Written task ->
What is the number of lines in the data that hold the string "JSON"? Reply with that number only.

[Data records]
==========

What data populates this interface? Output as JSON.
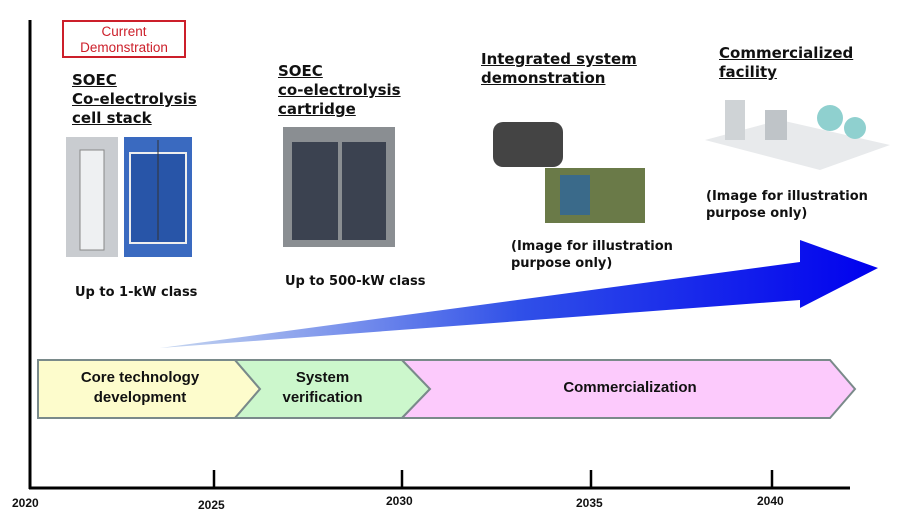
{
  "badge": "Current Demonstration",
  "stages": [
    {
      "title_lines": [
        "SOEC",
        "Co-electrolysis",
        "cell stack"
      ],
      "caption": "Up to 1-kW class"
    },
    {
      "title_lines": [
        "SOEC",
        "co-electrolysis",
        "cartridge"
      ],
      "caption": "Up to 500-kW class"
    },
    {
      "title_lines": [
        "Integrated system",
        "demonstration"
      ],
      "caption_lines": [
        "(Image for illustration",
        "purpose only)"
      ]
    },
    {
      "title_lines": [
        "Commercialized",
        "facility"
      ],
      "caption_lines": [
        "(Image for illustration",
        "purpose only)"
      ]
    }
  ],
  "phases": [
    {
      "lines": [
        "Core technology",
        "development"
      ],
      "color": "#fdfccc"
    },
    {
      "lines": [
        "System",
        "verification"
      ],
      "color": "#ccf7cc"
    },
    {
      "lines": [
        "Commercialization"
      ],
      "color": "#fccafc"
    }
  ],
  "years": [
    "2020",
    "2025",
    "2030",
    "2035",
    "2040"
  ],
  "colors": {
    "badge": "#cc1f2a",
    "arrow": "#0000ee"
  }
}
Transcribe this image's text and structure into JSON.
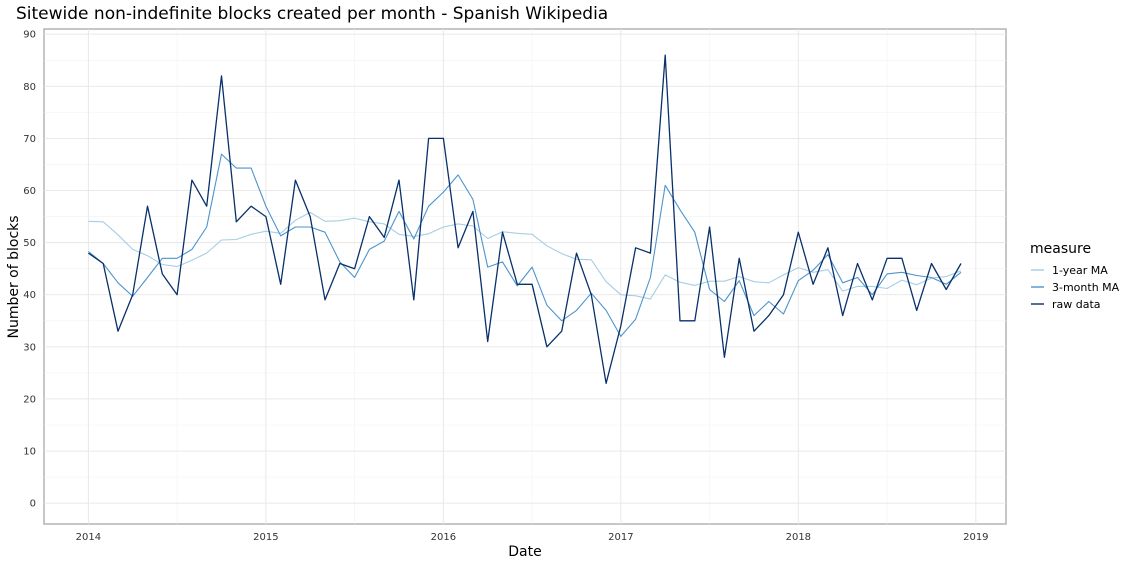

==========

The answer ->
2